#### [EXERCISE MATERIAL]
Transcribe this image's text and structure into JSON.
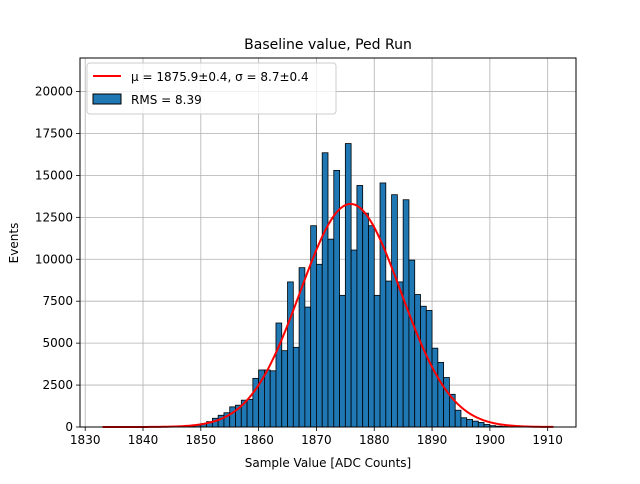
{
  "chart_data": {
    "type": "bar",
    "title": "Baseline value, Ped Run",
    "xlabel": "Sample Value [ADC Counts]",
    "ylabel": "Events",
    "xlim": [
      1829.1,
      1914.9
    ],
    "ylim": [
      0,
      22000
    ],
    "grid": true,
    "legend_position": "top-left",
    "x_ticks": [
      1830,
      1840,
      1850,
      1860,
      1870,
      1880,
      1890,
      1900,
      1910
    ],
    "y_ticks": [
      0,
      2500,
      5000,
      7500,
      10000,
      12500,
      15000,
      17500,
      20000
    ],
    "legend": {
      "fit_label": "μ = 1875.9±0.4, σ = 8.7±0.4",
      "hist_label": "RMS = 8.39"
    },
    "colors": {
      "bar_fill": "#1f77b4",
      "bar_edge": "#000000",
      "fit_line": "#ff0000",
      "grid": "#b0b0b0"
    },
    "histogram": {
      "bin_width": 1,
      "bins_left": [
        1833,
        1834,
        1835,
        1836,
        1837,
        1838,
        1839,
        1840,
        1841,
        1842,
        1843,
        1844,
        1845,
        1846,
        1847,
        1848,
        1849,
        1850,
        1851,
        1852,
        1853,
        1854,
        1855,
        1856,
        1857,
        1858,
        1859,
        1860,
        1861,
        1862,
        1863,
        1864,
        1865,
        1866,
        1867,
        1868,
        1869,
        1870,
        1871,
        1872,
        1873,
        1874,
        1875,
        1876,
        1877,
        1878,
        1879,
        1880,
        1881,
        1882,
        1883,
        1884,
        1885,
        1886,
        1887,
        1888,
        1889,
        1890,
        1891,
        1892,
        1893,
        1894,
        1895,
        1896,
        1897,
        1898,
        1899,
        1900,
        1901,
        1902,
        1903,
        1904,
        1905,
        1906,
        1907,
        1908,
        1909,
        1910
      ],
      "counts": [
        0,
        0,
        0,
        0,
        0,
        0,
        0,
        0,
        0,
        0,
        0,
        0,
        0,
        0,
        20,
        50,
        100,
        200,
        320,
        520,
        700,
        850,
        1200,
        1300,
        1600,
        1650,
        2900,
        3400,
        3400,
        3350,
        6200,
        4550,
        8650,
        4750,
        9500,
        7150,
        12000,
        9700,
        16350,
        11200,
        15300,
        7850,
        16900,
        10550,
        14400,
        12750,
        12000,
        7850,
        14550,
        8700,
        13850,
        8650,
        13550,
        9950,
        7900,
        7200,
        6950,
        4700,
        3850,
        2950,
        1950,
        1000,
        550,
        450,
        350,
        270,
        150,
        80,
        50,
        30,
        20,
        10,
        0,
        0,
        0,
        0,
        0,
        0
      ]
    },
    "fit": {
      "type": "gaussian",
      "mu": 1875.9,
      "sigma": 8.7,
      "amplitude": 13300,
      "x_range": [
        1833,
        1911
      ]
    }
  }
}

#### [WHAT TO WORK ON]
Every entry should be returned exactly as written, minus the pictures.

#### [SOLUTION TO THIS TASK]
Transcribe this image's text and structure into JSON.
{
  "chart_data": {
    "type": "bar",
    "title": "Baseline value, Ped Run",
    "xlabel": "Sample Value [ADC Counts]",
    "ylabel": "Events",
    "xlim": [
      1829.1,
      1914.9
    ],
    "ylim": [
      0,
      22000
    ],
    "grid": true,
    "legend_position": "top-left",
    "x_ticks": [
      1830,
      1840,
      1850,
      1860,
      1870,
      1880,
      1890,
      1900,
      1910
    ],
    "y_ticks": [
      0,
      2500,
      5000,
      7500,
      10000,
      12500,
      15000,
      17500,
      20000
    ],
    "legend": {
      "fit_label": "μ = 1875.9±0.4, σ = 8.7±0.4",
      "hist_label": "RMS = 8.39"
    },
    "colors": {
      "bar_fill": "#1f77b4",
      "bar_edge": "#000000",
      "fit_line": "#ff0000",
      "grid": "#b0b0b0"
    },
    "histogram": {
      "bin_width": 1,
      "bins_left": [
        1833,
        1834,
        1835,
        1836,
        1837,
        1838,
        1839,
        1840,
        1841,
        1842,
        1843,
        1844,
        1845,
        1846,
        1847,
        1848,
        1849,
        1850,
        1851,
        1852,
        1853,
        1854,
        1855,
        1856,
        1857,
        1858,
        1859,
        1860,
        1861,
        1862,
        1863,
        1864,
        1865,
        1866,
        1867,
        1868,
        1869,
        1870,
        1871,
        1872,
        1873,
        1874,
        1875,
        1876,
        1877,
        1878,
        1879,
        1880,
        1881,
        1882,
        1883,
        1884,
        1885,
        1886,
        1887,
        1888,
        1889,
        1890,
        1891,
        1892,
        1893,
        1894,
        1895,
        1896,
        1897,
        1898,
        1899,
        1900,
        1901,
        1902,
        1903,
        1904,
        1905,
        1906,
        1907,
        1908,
        1909,
        1910
      ],
      "counts": [
        0,
        0,
        0,
        0,
        0,
        0,
        0,
        0,
        0,
        0,
        0,
        0,
        0,
        0,
        20,
        50,
        100,
        200,
        320,
        520,
        700,
        850,
        1200,
        1300,
        1600,
        1650,
        2900,
        3400,
        3400,
        3350,
        6200,
        4550,
        8650,
        4750,
        9500,
        7150,
        12000,
        9700,
        16350,
        11200,
        15300,
        7850,
        16900,
        10550,
        14400,
        12750,
        12000,
        7850,
        14550,
        8700,
        13850,
        8650,
        13550,
        9950,
        7900,
        7200,
        6950,
        4700,
        3850,
        2950,
        1950,
        1000,
        550,
        450,
        350,
        270,
        150,
        80,
        50,
        30,
        20,
        10,
        0,
        0,
        0,
        0,
        0,
        0
      ]
    },
    "fit": {
      "type": "gaussian",
      "mu": 1875.9,
      "sigma": 8.7,
      "amplitude": 13300,
      "x_range": [
        1833,
        1911
      ]
    }
  }
}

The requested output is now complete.